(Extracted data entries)
◇ ◇ ◇ ◇
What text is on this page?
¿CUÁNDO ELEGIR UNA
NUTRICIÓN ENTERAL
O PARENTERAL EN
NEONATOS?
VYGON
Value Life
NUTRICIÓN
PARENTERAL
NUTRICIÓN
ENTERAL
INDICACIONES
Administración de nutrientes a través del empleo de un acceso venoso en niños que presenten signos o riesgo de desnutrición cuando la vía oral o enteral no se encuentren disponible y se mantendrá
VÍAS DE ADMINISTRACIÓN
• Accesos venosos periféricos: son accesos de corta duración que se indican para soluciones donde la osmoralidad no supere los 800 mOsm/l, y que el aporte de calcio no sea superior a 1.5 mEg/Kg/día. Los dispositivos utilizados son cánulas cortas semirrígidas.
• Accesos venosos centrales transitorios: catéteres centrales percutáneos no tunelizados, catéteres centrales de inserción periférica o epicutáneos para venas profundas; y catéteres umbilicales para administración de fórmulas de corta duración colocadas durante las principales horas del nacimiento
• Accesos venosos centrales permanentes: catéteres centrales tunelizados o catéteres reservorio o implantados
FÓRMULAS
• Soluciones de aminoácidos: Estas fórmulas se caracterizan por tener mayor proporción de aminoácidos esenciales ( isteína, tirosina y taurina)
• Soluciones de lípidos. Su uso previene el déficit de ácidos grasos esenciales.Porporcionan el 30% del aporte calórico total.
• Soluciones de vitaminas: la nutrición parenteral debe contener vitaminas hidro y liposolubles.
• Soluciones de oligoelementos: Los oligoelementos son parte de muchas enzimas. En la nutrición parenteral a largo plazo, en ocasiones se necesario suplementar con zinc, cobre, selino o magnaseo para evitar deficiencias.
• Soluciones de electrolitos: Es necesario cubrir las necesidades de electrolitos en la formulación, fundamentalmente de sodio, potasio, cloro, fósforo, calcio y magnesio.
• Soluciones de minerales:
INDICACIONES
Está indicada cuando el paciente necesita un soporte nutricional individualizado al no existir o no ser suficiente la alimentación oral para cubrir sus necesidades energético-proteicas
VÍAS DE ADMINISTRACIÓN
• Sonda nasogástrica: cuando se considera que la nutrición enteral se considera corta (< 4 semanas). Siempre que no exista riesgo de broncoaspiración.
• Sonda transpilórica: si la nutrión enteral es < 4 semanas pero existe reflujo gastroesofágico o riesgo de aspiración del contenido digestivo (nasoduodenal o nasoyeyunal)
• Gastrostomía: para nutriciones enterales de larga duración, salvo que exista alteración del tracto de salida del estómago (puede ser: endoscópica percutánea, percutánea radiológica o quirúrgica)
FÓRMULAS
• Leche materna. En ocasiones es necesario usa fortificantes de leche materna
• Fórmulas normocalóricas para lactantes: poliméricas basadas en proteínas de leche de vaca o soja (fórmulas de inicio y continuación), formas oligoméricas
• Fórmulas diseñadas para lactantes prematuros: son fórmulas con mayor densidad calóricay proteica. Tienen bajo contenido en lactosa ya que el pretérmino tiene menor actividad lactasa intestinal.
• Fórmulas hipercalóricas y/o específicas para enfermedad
◇ ◇ ◇ ◇
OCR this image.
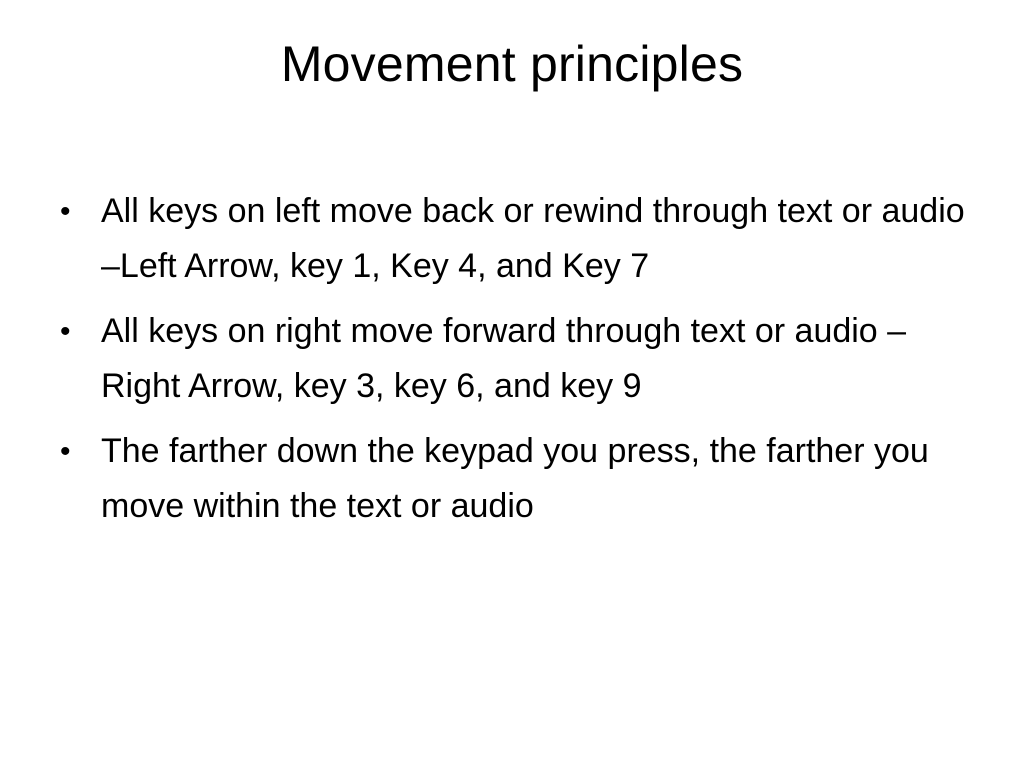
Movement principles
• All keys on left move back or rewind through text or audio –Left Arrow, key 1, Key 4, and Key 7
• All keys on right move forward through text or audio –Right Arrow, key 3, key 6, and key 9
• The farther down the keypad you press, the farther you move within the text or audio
◇ ◇ ◇ ◇
(REQUEST)
Report every line in the data above in which the word "keys" appears.

(EXERCISE RESPONSE)
• All keys on left move back or rewind through text or audio –Left Arrow, key 1, Key 4, and Key 7
• All keys on right move forward through text or audio –Right Arrow, key 3, key 6, and key 9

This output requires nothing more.